What follows is a set of records, each of which is to be written out exactly.

** START Excerpted data **

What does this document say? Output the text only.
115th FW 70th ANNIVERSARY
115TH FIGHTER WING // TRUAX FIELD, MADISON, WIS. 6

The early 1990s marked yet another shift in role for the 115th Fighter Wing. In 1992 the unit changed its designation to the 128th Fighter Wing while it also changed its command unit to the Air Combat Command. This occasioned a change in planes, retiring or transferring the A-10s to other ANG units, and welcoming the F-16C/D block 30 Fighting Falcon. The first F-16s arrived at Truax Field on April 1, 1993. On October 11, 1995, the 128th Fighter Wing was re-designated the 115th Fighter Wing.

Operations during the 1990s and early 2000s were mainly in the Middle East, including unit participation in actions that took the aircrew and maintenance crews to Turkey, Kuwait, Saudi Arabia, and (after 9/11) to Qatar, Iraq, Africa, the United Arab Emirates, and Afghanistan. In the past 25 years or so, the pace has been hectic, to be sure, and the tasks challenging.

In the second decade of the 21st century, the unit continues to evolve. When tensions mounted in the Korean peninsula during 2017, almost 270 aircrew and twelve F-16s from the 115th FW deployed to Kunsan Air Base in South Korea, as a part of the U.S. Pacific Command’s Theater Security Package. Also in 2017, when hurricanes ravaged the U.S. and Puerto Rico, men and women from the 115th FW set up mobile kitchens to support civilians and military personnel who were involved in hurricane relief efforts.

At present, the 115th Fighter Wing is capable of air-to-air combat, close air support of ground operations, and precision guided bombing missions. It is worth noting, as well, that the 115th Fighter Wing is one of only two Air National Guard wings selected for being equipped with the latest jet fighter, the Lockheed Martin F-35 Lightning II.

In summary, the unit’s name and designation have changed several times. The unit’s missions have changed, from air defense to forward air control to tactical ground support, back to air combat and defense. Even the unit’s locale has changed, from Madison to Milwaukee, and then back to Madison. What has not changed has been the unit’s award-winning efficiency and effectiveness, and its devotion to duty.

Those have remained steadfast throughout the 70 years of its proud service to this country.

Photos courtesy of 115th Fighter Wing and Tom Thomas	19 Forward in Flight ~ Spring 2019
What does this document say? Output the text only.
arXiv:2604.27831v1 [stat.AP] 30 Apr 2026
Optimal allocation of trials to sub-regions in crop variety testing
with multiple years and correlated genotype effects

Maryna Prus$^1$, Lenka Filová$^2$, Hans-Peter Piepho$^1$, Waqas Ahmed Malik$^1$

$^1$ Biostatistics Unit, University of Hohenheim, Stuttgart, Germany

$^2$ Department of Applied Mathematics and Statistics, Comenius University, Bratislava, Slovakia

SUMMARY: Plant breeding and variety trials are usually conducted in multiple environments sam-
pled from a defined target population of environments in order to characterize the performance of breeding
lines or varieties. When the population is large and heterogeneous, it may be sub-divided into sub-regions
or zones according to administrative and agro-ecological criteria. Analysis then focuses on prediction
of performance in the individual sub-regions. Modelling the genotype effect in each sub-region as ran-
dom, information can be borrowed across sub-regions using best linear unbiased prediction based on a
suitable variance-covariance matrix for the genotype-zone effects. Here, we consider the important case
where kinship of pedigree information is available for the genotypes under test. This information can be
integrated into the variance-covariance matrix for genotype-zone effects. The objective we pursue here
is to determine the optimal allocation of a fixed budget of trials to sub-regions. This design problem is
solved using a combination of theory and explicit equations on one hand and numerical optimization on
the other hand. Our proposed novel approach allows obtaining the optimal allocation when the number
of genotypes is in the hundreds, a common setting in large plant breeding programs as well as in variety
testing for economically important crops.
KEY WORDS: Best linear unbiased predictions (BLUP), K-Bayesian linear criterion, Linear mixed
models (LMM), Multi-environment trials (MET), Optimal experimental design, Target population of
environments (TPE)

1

** END Excerpted data **

Correct response:
What does this document say? Output the text only.
115th FW 70th ANNIVERSARY
115TH FIGHTER WING // TRUAX FIELD, MADISON, WIS. 6

The early 1990s marked yet another shift in role for the 115th Fighter Wing. In 1992 the unit changed its designation to the 128th Fighter Wing while it also changed its command unit to the Air Combat Command. This occasioned a change in planes, retiring or transferring the A-10s to other ANG units, and welcoming the F-16C/D block 30 Fighting Falcon. The first F-16s arrived at Truax Field on April 1, 1993. On October 11, 1995, the 128th Fighter Wing was re-designated the 115th Fighter Wing.

Operations during the 1990s and early 2000s were mainly in the Middle East, including unit participation in actions that took the aircrew and maintenance crews to Turkey, Kuwait, Saudi Arabia, and (after 9/11) to Qatar, Iraq, Africa, the United Arab Emirates, and Afghanistan. In the past 25 years or so, the pace has been hectic, to be sure, and the tasks challenging.

In the second decade of the 21st century, the unit continues to evolve. When tensions mounted in the Korean peninsula during 2017, almost 270 aircrew and twelve F-16s from the 115th FW deployed to Kunsan Air Base in South Korea, as a part of the U.S. Pacific Command’s Theater Security Package. Also in 2017, when hurricanes ravaged the U.S. and Puerto Rico, men and women from the 115th FW set up mobile kitchens to support civilians and military personnel who were involved in hurricane relief efforts.

At present, the 115th Fighter Wing is capable of air-to-air combat, close air support of ground operations, and precision guided bombing missions. It is worth noting, as well, that the 115th Fighter Wing is one of only two Air National Guard wings selected for being equipped with the latest jet fighter, the Lockheed Martin F-35 Lightning II.

In summary, the unit’s name and designation have changed several times. The unit’s missions have changed, from air defense to forward air control to tactical ground support, back to air combat and defense. Even the unit’s locale has changed, from Madison to Milwaukee, and then back to Madison. What has not changed has been the unit’s award-winning efficiency and effectiveness, and its devotion to duty.

Those have remained steadfast throughout the 70 years of its proud service to this country.

Photos courtesy of 115th Fighter Wing and Tom Thomas	19 Forward in Flight ~ Spring 2019
What does this document say? Output the text only.
arXiv:2604.27831v1 [stat.AP] 30 Apr 2026
Optimal allocation of trials to sub-regions in crop variety testing
with multiple years and correlated genotype effects

Maryna Prus$^1$, Lenka Filová$^2$, Hans-Peter Piepho$^1$, Waqas Ahmed Malik$^1$

$^1$ Biostatistics Unit, University of Hohenheim, Stuttgart, Germany

$^2$ Department of Applied Mathematics and Statistics, Comenius University, Bratislava, Slovakia

SUMMARY: Plant breeding and variety trials are usually conducted in multiple environments sam-
pled from a defined target population of environments in order to characterize the performance of breeding
lines or varieties. When the population is large and heterogeneous, it may be sub-divided into sub-regions
or zones according to administrative and agro-ecological criteria. Analysis then focuses on prediction
of performance in the individual sub-regions. Modelling the genotype effect in each sub-region as ran-
dom, information can be borrowed across sub-regions using best linear unbiased prediction based on a
suitable variance-covariance matrix for the genotype-zone effects. Here, we consider the important case
where kinship of pedigree information is available for the genotypes under test. This information can be
integrated into the variance-covariance matrix for genotype-zone effects. The objective we pursue here
is to determine the optimal allocation of a fixed budget of trials to sub-regions. This design problem is
solved using a combination of theory and explicit equations on one hand and numerical optimization on
the other hand. Our proposed novel approach allows obtaining the optimal allocation when the number
of genotypes is in the hundreds, a common setting in large plant breeding programs as well as in variety
testing for economically important crops.
KEY WORDS: Best linear unbiased predictions (BLUP), K-Bayesian linear criterion, Linear mixed
models (LMM), Multi-environment trials (MET), Optimal experimental design, Target population of
environments (TPE)

1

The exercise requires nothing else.